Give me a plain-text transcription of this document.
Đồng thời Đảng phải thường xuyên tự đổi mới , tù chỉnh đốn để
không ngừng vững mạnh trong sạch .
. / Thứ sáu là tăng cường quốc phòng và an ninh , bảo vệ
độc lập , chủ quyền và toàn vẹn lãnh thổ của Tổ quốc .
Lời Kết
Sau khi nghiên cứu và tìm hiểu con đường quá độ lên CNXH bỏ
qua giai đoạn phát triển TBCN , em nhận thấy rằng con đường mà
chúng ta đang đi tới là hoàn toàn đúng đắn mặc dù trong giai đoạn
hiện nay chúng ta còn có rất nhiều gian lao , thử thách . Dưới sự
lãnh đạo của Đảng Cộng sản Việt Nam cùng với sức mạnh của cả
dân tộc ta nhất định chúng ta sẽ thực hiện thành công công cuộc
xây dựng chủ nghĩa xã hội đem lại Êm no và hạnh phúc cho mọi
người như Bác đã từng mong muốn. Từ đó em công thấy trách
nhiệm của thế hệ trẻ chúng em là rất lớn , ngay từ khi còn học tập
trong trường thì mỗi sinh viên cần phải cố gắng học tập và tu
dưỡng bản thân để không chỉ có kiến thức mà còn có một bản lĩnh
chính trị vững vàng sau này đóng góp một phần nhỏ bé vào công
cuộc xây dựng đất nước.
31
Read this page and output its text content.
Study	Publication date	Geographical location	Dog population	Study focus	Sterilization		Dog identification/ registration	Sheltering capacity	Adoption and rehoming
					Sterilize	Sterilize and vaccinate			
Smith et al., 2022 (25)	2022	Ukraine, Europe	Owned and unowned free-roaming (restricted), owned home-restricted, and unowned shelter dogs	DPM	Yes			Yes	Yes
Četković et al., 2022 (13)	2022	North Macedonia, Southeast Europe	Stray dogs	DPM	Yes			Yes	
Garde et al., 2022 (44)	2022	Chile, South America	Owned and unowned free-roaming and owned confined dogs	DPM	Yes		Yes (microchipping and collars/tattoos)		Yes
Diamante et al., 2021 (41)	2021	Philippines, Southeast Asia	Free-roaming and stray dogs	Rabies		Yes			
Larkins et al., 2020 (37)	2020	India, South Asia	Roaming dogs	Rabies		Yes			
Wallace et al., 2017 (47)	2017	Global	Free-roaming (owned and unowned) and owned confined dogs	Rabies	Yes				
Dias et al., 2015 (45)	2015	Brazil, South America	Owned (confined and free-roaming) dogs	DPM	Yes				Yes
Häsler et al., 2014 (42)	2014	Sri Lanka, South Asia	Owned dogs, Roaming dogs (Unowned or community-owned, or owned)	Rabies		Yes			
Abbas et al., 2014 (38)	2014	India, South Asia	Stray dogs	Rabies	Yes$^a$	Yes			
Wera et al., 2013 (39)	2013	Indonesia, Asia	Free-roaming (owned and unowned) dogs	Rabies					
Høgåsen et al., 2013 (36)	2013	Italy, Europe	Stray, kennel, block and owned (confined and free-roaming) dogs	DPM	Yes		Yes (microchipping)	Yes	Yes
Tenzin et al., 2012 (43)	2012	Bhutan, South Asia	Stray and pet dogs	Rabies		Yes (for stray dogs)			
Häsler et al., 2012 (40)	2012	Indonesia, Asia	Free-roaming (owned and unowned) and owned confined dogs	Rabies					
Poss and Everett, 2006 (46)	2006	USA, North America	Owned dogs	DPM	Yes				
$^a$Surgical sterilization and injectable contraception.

_ _ _ _ _

Repeat the records above exactly.

■ REPLY ■
Give me a plain-text transcription of this document.
Đồng thời Đảng phải thường xuyên tự đổi mới , tù chỉnh đốn để
không ngừng vững mạnh trong sạch .
. / Thứ sáu là tăng cường quốc phòng và an ninh , bảo vệ
độc lập , chủ quyền và toàn vẹn lãnh thổ của Tổ quốc .
Lời Kết
Sau khi nghiên cứu và tìm hiểu con đường quá độ lên CNXH bỏ
qua giai đoạn phát triển TBCN , em nhận thấy rằng con đường mà
chúng ta đang đi tới là hoàn toàn đúng đắn mặc dù trong giai đoạn
hiện nay chúng ta còn có rất nhiều gian lao , thử thách . Dưới sự
lãnh đạo của Đảng Cộng sản Việt Nam cùng với sức mạnh của cả
dân tộc ta nhất định chúng ta sẽ thực hiện thành công công cuộc
xây dựng chủ nghĩa xã hội đem lại Êm no và hạnh phúc cho mọi
người như Bác đã từng mong muốn. Từ đó em công thấy trách
nhiệm của thế hệ trẻ chúng em là rất lớn , ngay từ khi còn học tập
trong trường thì mỗi sinh viên cần phải cố gắng học tập và tu
dưỡng bản thân để không chỉ có kiến thức mà còn có một bản lĩnh
chính trị vững vàng sau này đóng góp một phần nhỏ bé vào công
cuộc xây dựng đất nước.
31
Read this page and output its text content.
Study	Publication date	Geographical location	Dog population	Study focus	Sterilization		Dog identification/ registration	Sheltering capacity	Adoption and rehoming
					Sterilize	Sterilize and vaccinate			
Smith et al., 2022 (25)	2022	Ukraine, Europe	Owned and unowned free-roaming (restricted), owned home-restricted, and unowned shelter dogs	DPM	Yes			Yes	Yes
Četković et al., 2022 (13)	2022	North Macedonia, Southeast Europe	Stray dogs	DPM	Yes			Yes	
Garde et al., 2022 (44)	2022	Chile, South America	Owned and unowned free-roaming and owned confined dogs	DPM	Yes		Yes (microchipping and collars/tattoos)		Yes
Diamante et al., 2021 (41)	2021	Philippines, Southeast Asia	Free-roaming and stray dogs	Rabies		Yes			
Larkins et al., 2020 (37)	2020	India, South Asia	Roaming dogs	Rabies		Yes			
Wallace et al., 2017 (47)	2017	Global	Free-roaming (owned and unowned) and owned confined dogs	Rabies	Yes				
Dias et al., 2015 (45)	2015	Brazil, South America	Owned (confined and free-roaming) dogs	DPM	Yes				Yes
Häsler et al., 2014 (42)	2014	Sri Lanka, South Asia	Owned dogs, Roaming dogs (Unowned or community-owned, or owned)	Rabies		Yes			
Abbas et al., 2014 (38)	2014	India, South Asia	Stray dogs	Rabies	Yes$^a$	Yes			
Wera et al., 2013 (39)	2013	Indonesia, Asia	Free-roaming (owned and unowned) dogs	Rabies					
Høgåsen et al., 2013 (36)	2013	Italy, Europe	Stray, kennel, block and owned (confined and free-roaming) dogs	DPM	Yes		Yes (microchipping)	Yes	Yes
Tenzin et al., 2012 (43)	2012	Bhutan, South Asia	Stray and pet dogs	Rabies		Yes (for stray dogs)			
Häsler et al., 2012 (40)	2012	Indonesia, Asia	Free-roaming (owned and unowned) and owned confined dogs	Rabies					
Poss and Everett, 2006 (46)	2006	USA, North America	Owned dogs	DPM	Yes				
$^a$Surgical sterilization and injectable contraception.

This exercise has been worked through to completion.